» Job
Copy out all the lines exactly. Omit pictures.

(Extracted data entries)
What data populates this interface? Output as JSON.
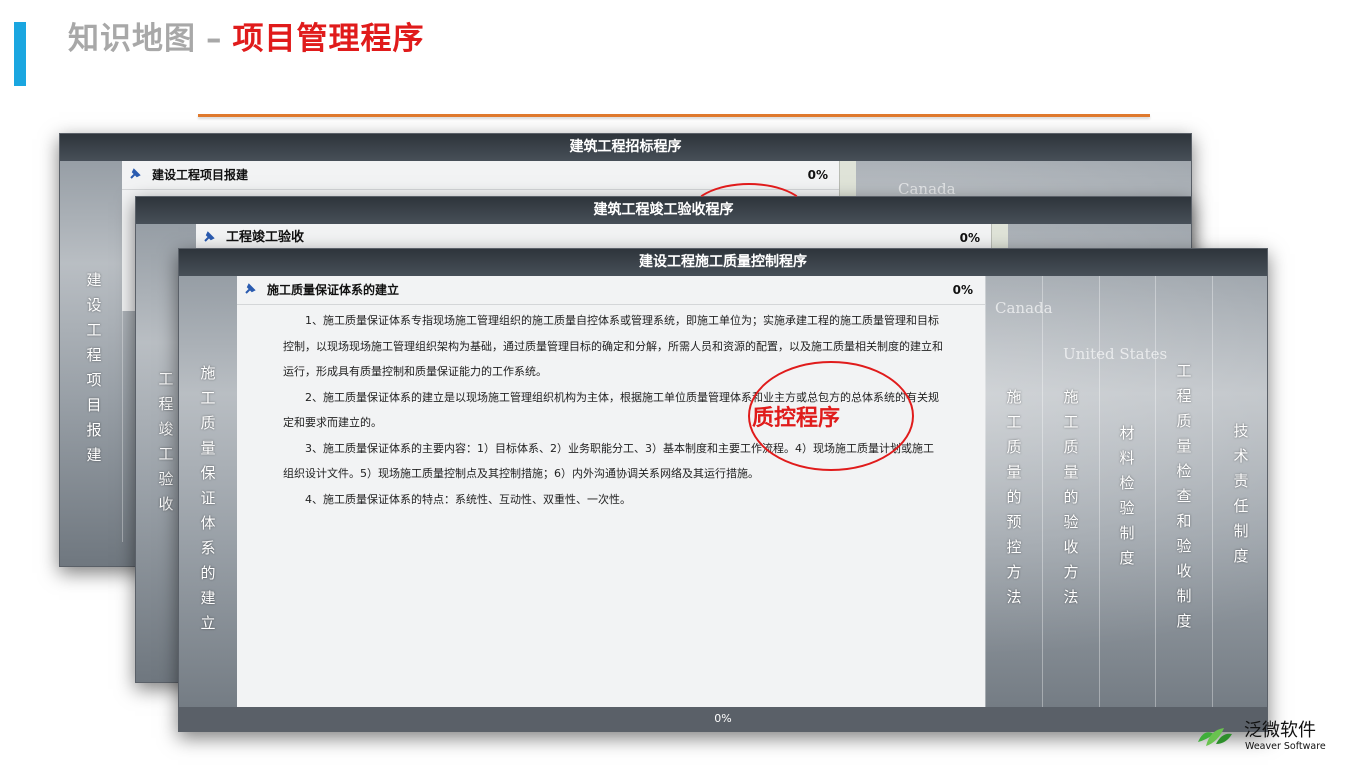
{
  "header": {
    "title_gray": "知识地图",
    "separator": "–",
    "title_red": "项目管理程序"
  },
  "windows": [
    {
      "title": "建筑工程招标程序",
      "item_title": "建设工程项目报建",
      "progress": "0%",
      "left_column": "建设工程项目报建",
      "map_label": "Canada"
    },
    {
      "title": "建筑工程竣工验收程序",
      "item_title": "工程竣工验收",
      "progress": "0%",
      "left_column": "工程竣工验收"
    },
    {
      "title": "建设工程施工质量控制程序",
      "item_title": "施工质量保证体系的建立",
      "progress": "0%",
      "footer_progress": "0%",
      "left_column": "施工质量保证体系的建立",
      "right_columns": [
        "施工质量的预控方法",
        "施工质量的验收方法",
        "材料检验制度",
        "工程质量检查和验收制度",
        "技术责任制度"
      ],
      "map_labels": [
        "Canada",
        "United States"
      ],
      "paragraphs": [
        "1、施工质量保证体系专指现场施工管理组织的施工质量自控体系或管理系统，即施工单位为；实施承建工程的施工质量管理和目标控制，以现场现场施工管理组织架构为基础，通过质量管理目标的确定和分解，所需人员和资源的配置，以及施工质量相关制度的建立和运行，形成具有质量控制和质量保证能力的工作系统。",
        "2、施工质量保证体系的建立是以现场施工管理组织机构为主体，根据施工单位质量管理体系和业主方或总包方的总体系统的有关规定和要求而建立的。",
        "3、施工质量保证体系的主要内容：1）目标体系、2）业务职能分工、3）基本制度和主要工作流程。4）现场施工质量计划或施工组织设计文件。5）现场施工质量控制点及其控制措施；6）内外沟通协调关系网络及其运行措施。",
        "4、施工质量保证体系的特点：系统性、互动性、双重性、一次性。"
      ]
    }
  ],
  "annotation": {
    "text": "质控程序",
    "color": "#e01b1b"
  },
  "brand": {
    "name_cn": "泛微软件",
    "name_en": "Weaver Software",
    "logo_icon": "weaver-leaf-icon"
  },
  "colors": {
    "accent_blue": "#1aa6e0",
    "title_red": "#e01b1b",
    "rule_orange": "#e07a2e"
  }
}
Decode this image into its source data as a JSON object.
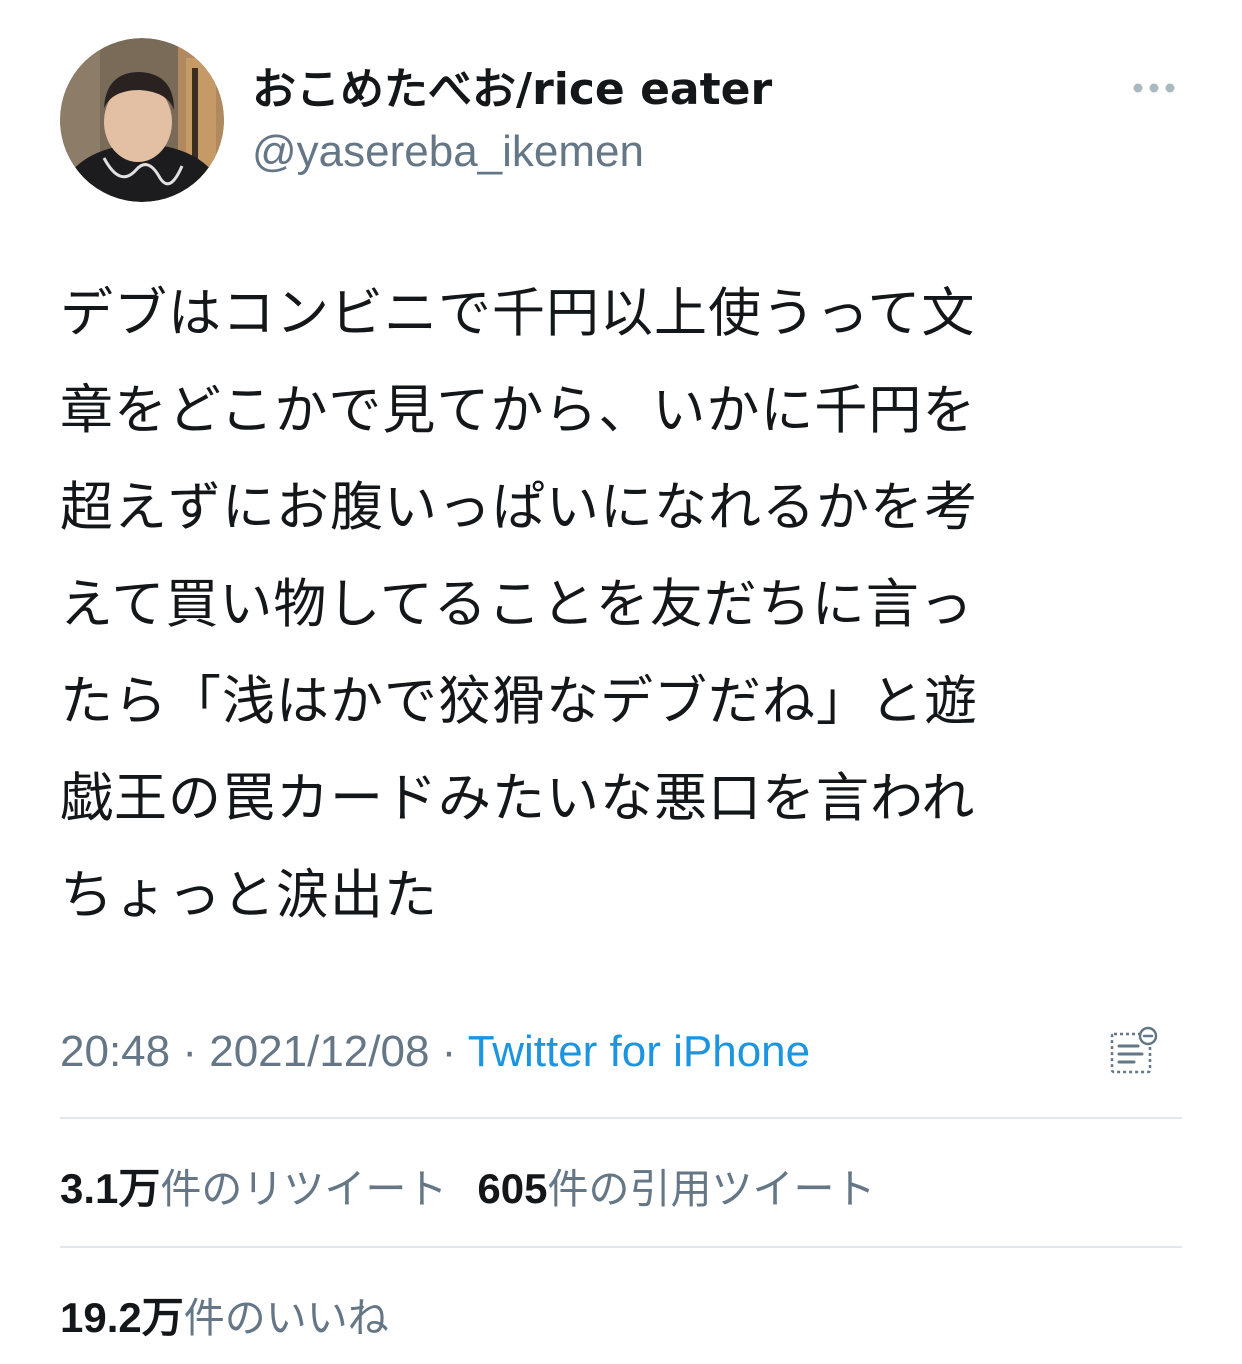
{
  "author": {
    "display_name": "おこめたべお/rice eater",
    "handle": "@yasereba_ikemen"
  },
  "tweet": {
    "lines": [
      "デブはコンビニで千円以上使うって文",
      "章をどこかで見てから、いかに千円を",
      "超えずにお腹いっぱいになれるかを考",
      "えて買い物してることを友だちに言っ",
      "たら「浅はかで狡猾なデブだね」と遊",
      "戯王の罠カードみたいな悪口を言われ",
      "ちょっと涙出た"
    ]
  },
  "meta": {
    "time": "20:48",
    "separator": " · ",
    "date": "2021/12/08",
    "source": "Twitter for iPhone"
  },
  "stats": {
    "retweets": {
      "count": "3.1万",
      "label": "件のリツイート"
    },
    "quotes": {
      "count": "605",
      "label": "件の引用ツイート"
    },
    "likes": {
      "count": "19.2万",
      "label": "件のいいね"
    }
  },
  "icons": {
    "more": "more-horizontal-icon",
    "activity": "view-activity-icon"
  },
  "colors": {
    "text": "#14171a",
    "secondary": "#657786",
    "link": "#1b95e0",
    "divider": "#e1e8ed"
  }
}
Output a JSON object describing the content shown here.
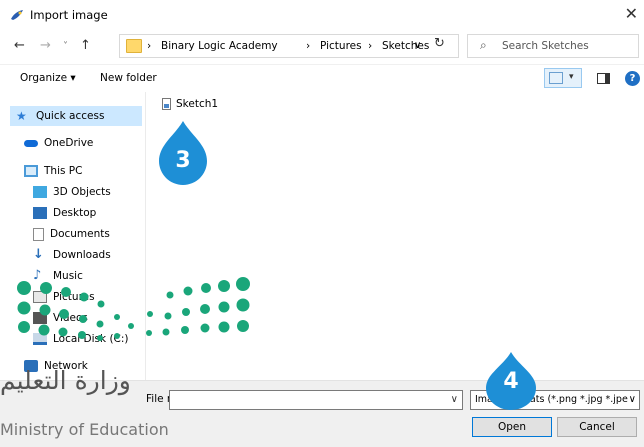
{
  "window": {
    "title": "Import image",
    "close_glyph": "✕"
  },
  "nav": {
    "back_glyph": "←",
    "forward_glyph": "→",
    "recent_glyph": "˅",
    "up_glyph": "↑",
    "breadcrumb": [
      "Binary Logic Academy",
      "Pictures",
      "Sketches"
    ],
    "separator": "›",
    "address_dropdown": "∨",
    "refresh_glyph": "↻",
    "search_placeholder": "Search Sketches"
  },
  "toolbar": {
    "organize_label": "Organize ▾",
    "new_folder_label": "New folder",
    "help_label": "?"
  },
  "sidebar": {
    "items": [
      {
        "label": "Quick access",
        "icon": "star-icon",
        "color": "#2e7dd6",
        "selected": true
      },
      {
        "label": "OneDrive",
        "icon": "cloud-icon",
        "color": "#0f6ad6"
      },
      {
        "label": "This PC",
        "icon": "monitor-icon",
        "color": "#4a9ad8"
      },
      {
        "label": "3D Objects",
        "icon": "cube-icon",
        "color": "#3fa8e0"
      },
      {
        "label": "Desktop",
        "icon": "desktop-icon",
        "color": "#2a6fb9"
      },
      {
        "label": "Documents",
        "icon": "document-icon",
        "color": "#8a8a8a"
      },
      {
        "label": "Downloads",
        "icon": "download-icon",
        "color": "#2a6fb9"
      },
      {
        "label": "Music",
        "icon": "music-icon",
        "color": "#2a6fb9"
      },
      {
        "label": "Pictures",
        "icon": "pictures-icon",
        "color": "#777777"
      },
      {
        "label": "Videos",
        "icon": "video-icon",
        "color": "#555555"
      },
      {
        "label": "Local Disk (C:)",
        "icon": "disk-icon",
        "color": "#2a6fb9"
      },
      {
        "label": "Network",
        "icon": "network-icon",
        "color": "#2a6fb9"
      }
    ]
  },
  "content": {
    "files": [
      {
        "name": "Sketch1",
        "icon": "image-file-icon"
      }
    ]
  },
  "markers": {
    "step3": "3",
    "step4": "4",
    "color": "#1e8fd6"
  },
  "bottom": {
    "file_name_label": "File name:",
    "file_name_value": "",
    "filter_value": "Image formats (*.png *.jpg *.jpe",
    "open_label": "Open",
    "cancel_label": "Cancel"
  },
  "logo": {
    "arabic_text": "وزارة التعليم",
    "english_text": "Ministry of Education",
    "dot_color": "#1aa67a"
  }
}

» Exercise answer
What data populates this interface? Output as JSON.
{
  "header": {
    "title_gray": "知识地图",
    "separator": "–",
    "title_red": "项目管理程序"
  },
  "windows": [
    {
      "title": "建筑工程招标程序",
      "item_title": "建设工程项目报建",
      "progress": "0%",
      "left_column": "建设工程项目报建",
      "map_label": "Canada"
    },
    {
      "title": "建筑工程竣工验收程序",
      "item_title": "工程竣工验收",
      "progress": "0%",
      "left_column": "工程竣工验收"
    },
    {
      "title": "建设工程施工质量控制程序",
      "item_title": "施工质量保证体系的建立",
      "progress": "0%",
      "footer_progress": "0%",
      "left_column": "施工质量保证体系的建立",
      "right_columns": [
        "施工质量的预控方法",
        "施工质量的验收方法",
        "材料检验制度",
        "工程质量检查和验收制度",
        "技术责任制度"
      ],
      "map_labels": [
        "Canada",
        "United States"
      ],
      "paragraphs": [
        "1、施工质量保证体系专指现场施工管理组织的施工质量自控体系或管理系统，即施工单位为；实施承建工程的施工质量管理和目标控制，以现场现场施工管理组织架构为基础，通过质量管理目标的确定和分解，所需人员和资源的配置，以及施工质量相关制度的建立和运行，形成具有质量控制和质量保证能力的工作系统。",
        "2、施工质量保证体系的建立是以现场施工管理组织机构为主体，根据施工单位质量管理体系和业主方或总包方的总体系统的有关规定和要求而建立的。",
        "3、施工质量保证体系的主要内容：1）目标体系、2）业务职能分工、3）基本制度和主要工作流程。4）现场施工质量计划或施工组织设计文件。5）现场施工质量控制点及其控制措施；6）内外沟通协调关系网络及其运行措施。",
        "4、施工质量保证体系的特点：系统性、互动性、双重性、一次性。"
      ]
    }
  ],
  "annotation": {
    "text": "质控程序",
    "color": "#e01b1b"
  },
  "brand": {
    "name_cn": "泛微软件",
    "name_en": "Weaver Software",
    "logo_icon": "weaver-leaf-icon"
  },
  "colors": {
    "accent_blue": "#1aa6e0",
    "title_red": "#e01b1b",
    "rule_orange": "#e07a2e"
  }
}
Decode this image into its source data as a JSON object.
{
  "author": {
    "display_name": "おこめたべお/rice eater",
    "handle": "@yasereba_ikemen"
  },
  "tweet": {
    "lines": [
      "デブはコンビニで千円以上使うって文",
      "章をどこかで見てから、いかに千円を",
      "超えずにお腹いっぱいになれるかを考",
      "えて買い物してることを友だちに言っ",
      "たら「浅はかで狡猾なデブだね」と遊",
      "戯王の罠カードみたいな悪口を言われ",
      "ちょっと涙出た"
    ]
  },
  "meta": {
    "time": "20:48",
    "separator": " · ",
    "date": "2021/12/08",
    "source": "Twitter for iPhone"
  },
  "stats": {
    "retweets": {
      "count": "3.1万",
      "label": "件のリツイート"
    },
    "quotes": {
      "count": "605",
      "label": "件の引用ツイート"
    },
    "likes": {
      "count": "19.2万",
      "label": "件のいいね"
    }
  },
  "icons": {
    "more": "more-horizontal-icon",
    "activity": "view-activity-icon"
  },
  "colors": {
    "text": "#14171a",
    "secondary": "#657786",
    "link": "#1b95e0",
    "divider": "#e1e8ed"
  }
}
Output a JSON object describing the content shown here.
{
  "window": {
    "title": "Import image",
    "close_glyph": "✕"
  },
  "nav": {
    "back_glyph": "←",
    "forward_glyph": "→",
    "recent_glyph": "˅",
    "up_glyph": "↑",
    "breadcrumb": [
      "Binary Logic Academy",
      "Pictures",
      "Sketches"
    ],
    "separator": "›",
    "address_dropdown": "∨",
    "refresh_glyph": "↻",
    "search_placeholder": "Search Sketches"
  },
  "toolbar": {
    "organize_label": "Organize ▾",
    "new_folder_label": "New folder",
    "help_label": "?"
  },
  "sidebar": {
    "items": [
      {
        "label": "Quick access",
        "icon": "star-icon",
        "color": "#2e7dd6",
        "selected": true
      },
      {
        "label": "OneDrive",
        "icon": "cloud-icon",
        "color": "#0f6ad6"
      },
      {
        "label": "This PC",
        "icon": "monitor-icon",
        "color": "#4a9ad8"
      },
      {
        "label": "3D Objects",
        "icon": "cube-icon",
        "color": "#3fa8e0"
      },
      {
        "label": "Desktop",
        "icon": "desktop-icon",
        "color": "#2a6fb9"
      },
      {
        "label": "Documents",
        "icon": "document-icon",
        "color": "#8a8a8a"
      },
      {
        "label": "Downloads",
        "icon": "download-icon",
        "color": "#2a6fb9"
      },
      {
        "label": "Music",
        "icon": "music-icon",
        "color": "#2a6fb9"
      },
      {
        "label": "Pictures",
        "icon": "pictures-icon",
        "color": "#777777"
      },
      {
        "label": "Videos",
        "icon": "video-icon",
        "color": "#555555"
      },
      {
        "label": "Local Disk (C:)",
        "icon": "disk-icon",
        "color": "#2a6fb9"
      },
      {
        "label": "Network",
        "icon": "network-icon",
        "color": "#2a6fb9"
      }
    ]
  },
  "content": {
    "files": [
      {
        "name": "Sketch1",
        "icon": "image-file-icon"
      }
    ]
  },
  "markers": {
    "step3": "3",
    "step4": "4",
    "color": "#1e8fd6"
  },
  "bottom": {
    "file_name_label": "File name:",
    "file_name_value": "",
    "filter_value": "Image formats (*.png *.jpg *.jpe",
    "open_label": "Open",
    "cancel_label": "Cancel"
  },
  "logo": {
    "arabic_text": "وزارة التعليم",
    "english_text": "Ministry of Education",
    "dot_color": "#1aa67a"
  }
}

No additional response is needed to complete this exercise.